▸ **Exercise brief**: Repeat each entry in full, exactly.

▸ **Data entries**:

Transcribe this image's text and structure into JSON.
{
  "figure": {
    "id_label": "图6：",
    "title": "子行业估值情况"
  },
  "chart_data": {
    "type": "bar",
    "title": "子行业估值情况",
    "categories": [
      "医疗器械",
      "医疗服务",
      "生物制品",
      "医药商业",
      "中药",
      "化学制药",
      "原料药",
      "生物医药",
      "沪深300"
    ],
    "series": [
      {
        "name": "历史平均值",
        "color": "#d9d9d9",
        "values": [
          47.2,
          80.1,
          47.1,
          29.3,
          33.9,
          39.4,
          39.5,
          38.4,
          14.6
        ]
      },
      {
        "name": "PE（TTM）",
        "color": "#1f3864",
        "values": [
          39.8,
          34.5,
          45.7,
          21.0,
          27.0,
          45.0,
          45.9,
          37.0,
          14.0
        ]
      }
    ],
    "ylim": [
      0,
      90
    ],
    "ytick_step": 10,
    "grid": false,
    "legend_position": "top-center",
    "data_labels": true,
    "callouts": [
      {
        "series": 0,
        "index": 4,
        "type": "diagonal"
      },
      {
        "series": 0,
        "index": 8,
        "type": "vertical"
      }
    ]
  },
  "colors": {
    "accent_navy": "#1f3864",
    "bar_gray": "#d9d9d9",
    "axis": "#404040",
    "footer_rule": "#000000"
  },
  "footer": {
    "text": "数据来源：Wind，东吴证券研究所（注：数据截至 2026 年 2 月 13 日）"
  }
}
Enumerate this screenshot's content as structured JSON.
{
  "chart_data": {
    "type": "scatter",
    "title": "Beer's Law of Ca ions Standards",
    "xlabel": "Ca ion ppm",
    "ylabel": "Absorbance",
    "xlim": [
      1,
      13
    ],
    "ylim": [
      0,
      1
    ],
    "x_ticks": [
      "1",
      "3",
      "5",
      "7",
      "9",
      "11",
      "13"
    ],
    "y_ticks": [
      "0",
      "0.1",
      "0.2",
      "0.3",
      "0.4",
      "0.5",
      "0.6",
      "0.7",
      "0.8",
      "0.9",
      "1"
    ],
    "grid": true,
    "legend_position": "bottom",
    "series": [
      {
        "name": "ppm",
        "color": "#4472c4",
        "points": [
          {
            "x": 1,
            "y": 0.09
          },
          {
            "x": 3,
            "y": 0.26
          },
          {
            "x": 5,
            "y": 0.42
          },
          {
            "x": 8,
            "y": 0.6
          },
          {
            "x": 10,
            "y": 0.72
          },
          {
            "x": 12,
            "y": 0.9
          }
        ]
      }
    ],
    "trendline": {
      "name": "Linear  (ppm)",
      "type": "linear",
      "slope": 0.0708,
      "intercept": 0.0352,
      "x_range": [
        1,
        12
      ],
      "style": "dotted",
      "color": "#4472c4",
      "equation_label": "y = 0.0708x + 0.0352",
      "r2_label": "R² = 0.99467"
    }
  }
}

▸ **Final result**:
Transcribe this image's text and structure into JSON.
{
  "figure": {
    "id_label": "图6：",
    "title": "子行业估值情况"
  },
  "chart_data": {
    "type": "bar",
    "title": "子行业估值情况",
    "categories": [
      "医疗器械",
      "医疗服务",
      "生物制品",
      "医药商业",
      "中药",
      "化学制药",
      "原料药",
      "生物医药",
      "沪深300"
    ],
    "series": [
      {
        "name": "历史平均值",
        "color": "#d9d9d9",
        "values": [
          47.2,
          80.1,
          47.1,
          29.3,
          33.9,
          39.4,
          39.5,
          38.4,
          14.6
        ]
      },
      {
        "name": "PE（TTM）",
        "color": "#1f3864",
        "values": [
          39.8,
          34.5,
          45.7,
          21.0,
          27.0,
          45.0,
          45.9,
          37.0,
          14.0
        ]
      }
    ],
    "ylim": [
      0,
      90
    ],
    "ytick_step": 10,
    "grid": false,
    "legend_position": "top-center",
    "data_labels": true,
    "callouts": [
      {
        "series": 0,
        "index": 4,
        "type": "diagonal"
      },
      {
        "series": 0,
        "index": 8,
        "type": "vertical"
      }
    ]
  },
  "colors": {
    "accent_navy": "#1f3864",
    "bar_gray": "#d9d9d9",
    "axis": "#404040",
    "footer_rule": "#000000"
  },
  "footer": {
    "text": "数据来源：Wind，东吴证券研究所（注：数据截至 2026 年 2 月 13 日）"
  }
}
Enumerate this screenshot's content as structured JSON.
{
  "chart_data": {
    "type": "scatter",
    "title": "Beer's Law of Ca ions Standards",
    "xlabel": "Ca ion ppm",
    "ylabel": "Absorbance",
    "xlim": [
      1,
      13
    ],
    "ylim": [
      0,
      1
    ],
    "x_ticks": [
      "1",
      "3",
      "5",
      "7",
      "9",
      "11",
      "13"
    ],
    "y_ticks": [
      "0",
      "0.1",
      "0.2",
      "0.3",
      "0.4",
      "0.5",
      "0.6",
      "0.7",
      "0.8",
      "0.9",
      "1"
    ],
    "grid": true,
    "legend_position": "bottom",
    "series": [
      {
        "name": "ppm",
        "color": "#4472c4",
        "points": [
          {
            "x": 1,
            "y": 0.09
          },
          {
            "x": 3,
            "y": 0.26
          },
          {
            "x": 5,
            "y": 0.42
          },
          {
            "x": 8,
            "y": 0.6
          },
          {
            "x": 10,
            "y": 0.72
          },
          {
            "x": 12,
            "y": 0.9
          }
        ]
      }
    ],
    "trendline": {
      "name": "Linear  (ppm)",
      "type": "linear",
      "slope": 0.0708,
      "intercept": 0.0352,
      "x_range": [
        1,
        12
      ],
      "style": "dotted",
      "color": "#4472c4",
      "equation_label": "y = 0.0708x + 0.0352",
      "r2_label": "R² = 0.99467"
    }
  }
}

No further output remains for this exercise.